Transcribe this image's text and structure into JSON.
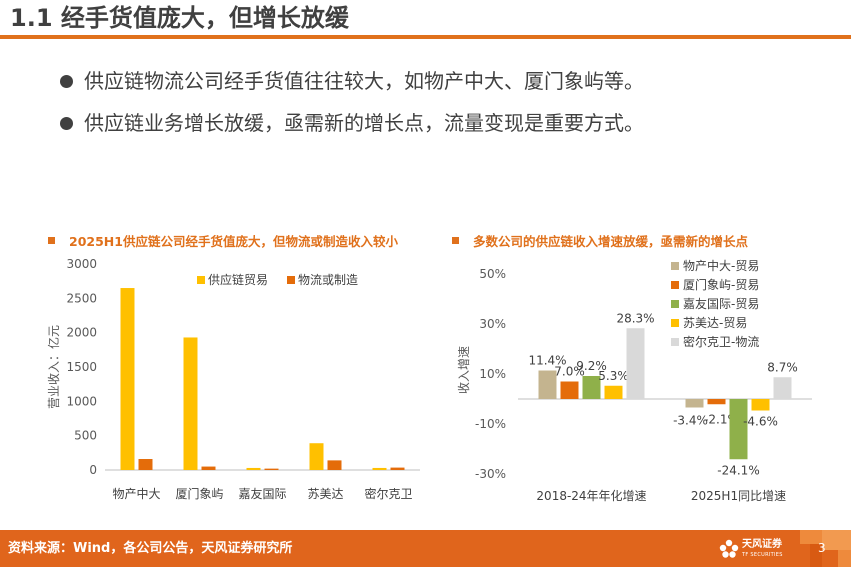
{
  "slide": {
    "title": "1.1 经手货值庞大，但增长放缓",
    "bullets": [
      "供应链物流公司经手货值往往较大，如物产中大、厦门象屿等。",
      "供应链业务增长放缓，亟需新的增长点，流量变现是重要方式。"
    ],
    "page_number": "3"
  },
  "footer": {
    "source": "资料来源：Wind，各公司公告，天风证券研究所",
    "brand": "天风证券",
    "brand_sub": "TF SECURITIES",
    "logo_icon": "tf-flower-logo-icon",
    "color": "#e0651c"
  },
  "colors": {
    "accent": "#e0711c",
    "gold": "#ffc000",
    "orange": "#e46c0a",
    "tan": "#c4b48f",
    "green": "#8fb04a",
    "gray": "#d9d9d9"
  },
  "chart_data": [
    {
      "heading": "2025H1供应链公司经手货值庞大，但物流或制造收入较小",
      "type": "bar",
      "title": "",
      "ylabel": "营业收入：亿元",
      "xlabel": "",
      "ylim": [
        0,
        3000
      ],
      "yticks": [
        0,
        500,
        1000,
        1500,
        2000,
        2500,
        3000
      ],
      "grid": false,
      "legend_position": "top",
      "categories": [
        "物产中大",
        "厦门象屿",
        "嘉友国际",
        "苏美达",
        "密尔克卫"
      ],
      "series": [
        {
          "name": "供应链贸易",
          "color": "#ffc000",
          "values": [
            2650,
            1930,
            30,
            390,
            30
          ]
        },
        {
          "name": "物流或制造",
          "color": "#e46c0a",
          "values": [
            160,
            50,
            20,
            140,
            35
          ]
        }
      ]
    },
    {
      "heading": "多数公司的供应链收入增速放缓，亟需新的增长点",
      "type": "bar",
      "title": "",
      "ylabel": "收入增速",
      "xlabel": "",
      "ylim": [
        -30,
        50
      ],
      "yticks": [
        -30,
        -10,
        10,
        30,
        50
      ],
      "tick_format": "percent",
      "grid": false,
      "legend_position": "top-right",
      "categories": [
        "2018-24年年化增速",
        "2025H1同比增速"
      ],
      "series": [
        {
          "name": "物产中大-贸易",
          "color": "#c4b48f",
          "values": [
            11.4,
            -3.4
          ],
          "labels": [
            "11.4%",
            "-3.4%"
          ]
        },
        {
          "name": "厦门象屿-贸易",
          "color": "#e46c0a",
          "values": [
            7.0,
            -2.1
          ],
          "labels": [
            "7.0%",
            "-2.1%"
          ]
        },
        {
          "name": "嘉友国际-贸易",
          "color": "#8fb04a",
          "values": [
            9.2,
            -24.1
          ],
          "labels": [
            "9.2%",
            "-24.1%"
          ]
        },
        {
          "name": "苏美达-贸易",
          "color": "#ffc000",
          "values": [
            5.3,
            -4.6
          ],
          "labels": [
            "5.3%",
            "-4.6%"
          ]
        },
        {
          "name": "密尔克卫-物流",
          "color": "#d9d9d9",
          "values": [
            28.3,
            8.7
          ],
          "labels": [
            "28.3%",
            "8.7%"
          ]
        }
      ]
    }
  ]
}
########
(EXERCISE PROMPT) Every line above should be returned exactly; the pictures stay out.

(RESULT FOR THIS TASK)
Transcribe this image's text and structure into JSON.
{
  "slide": {
    "title": "1.1 经手货值庞大，但增长放缓",
    "bullets": [
      "供应链物流公司经手货值往往较大，如物产中大、厦门象屿等。",
      "供应链业务增长放缓，亟需新的增长点，流量变现是重要方式。"
    ],
    "page_number": "3"
  },
  "footer": {
    "source": "资料来源：Wind，各公司公告，天风证券研究所",
    "brand": "天风证券",
    "brand_sub": "TF SECURITIES",
    "logo_icon": "tf-flower-logo-icon",
    "color": "#e0651c"
  },
  "colors": {
    "accent": "#e0711c",
    "gold": "#ffc000",
    "orange": "#e46c0a",
    "tan": "#c4b48f",
    "green": "#8fb04a",
    "gray": "#d9d9d9"
  },
  "chart_data": [
    {
      "heading": "2025H1供应链公司经手货值庞大，但物流或制造收入较小",
      "type": "bar",
      "title": "",
      "ylabel": "营业收入：亿元",
      "xlabel": "",
      "ylim": [
        0,
        3000
      ],
      "yticks": [
        0,
        500,
        1000,
        1500,
        2000,
        2500,
        3000
      ],
      "grid": false,
      "legend_position": "top",
      "categories": [
        "物产中大",
        "厦门象屿",
        "嘉友国际",
        "苏美达",
        "密尔克卫"
      ],
      "series": [
        {
          "name": "供应链贸易",
          "color": "#ffc000",
          "values": [
            2650,
            1930,
            30,
            390,
            30
          ]
        },
        {
          "name": "物流或制造",
          "color": "#e46c0a",
          "values": [
            160,
            50,
            20,
            140,
            35
          ]
        }
      ]
    },
    {
      "heading": "多数公司的供应链收入增速放缓，亟需新的增长点",
      "type": "bar",
      "title": "",
      "ylabel": "收入增速",
      "xlabel": "",
      "ylim": [
        -30,
        50
      ],
      "yticks": [
        -30,
        -10,
        10,
        30,
        50
      ],
      "tick_format": "percent",
      "grid": false,
      "legend_position": "top-right",
      "categories": [
        "2018-24年年化增速",
        "2025H1同比增速"
      ],
      "series": [
        {
          "name": "物产中大-贸易",
          "color": "#c4b48f",
          "values": [
            11.4,
            -3.4
          ],
          "labels": [
            "11.4%",
            "-3.4%"
          ]
        },
        {
          "name": "厦门象屿-贸易",
          "color": "#e46c0a",
          "values": [
            7.0,
            -2.1
          ],
          "labels": [
            "7.0%",
            "-2.1%"
          ]
        },
        {
          "name": "嘉友国际-贸易",
          "color": "#8fb04a",
          "values": [
            9.2,
            -24.1
          ],
          "labels": [
            "9.2%",
            "-24.1%"
          ]
        },
        {
          "name": "苏美达-贸易",
          "color": "#ffc000",
          "values": [
            5.3,
            -4.6
          ],
          "labels": [
            "5.3%",
            "-4.6%"
          ]
        },
        {
          "name": "密尔克卫-物流",
          "color": "#d9d9d9",
          "values": [
            28.3,
            8.7
          ],
          "labels": [
            "28.3%",
            "8.7%"
          ]
        }
      ]
    }
  ]
}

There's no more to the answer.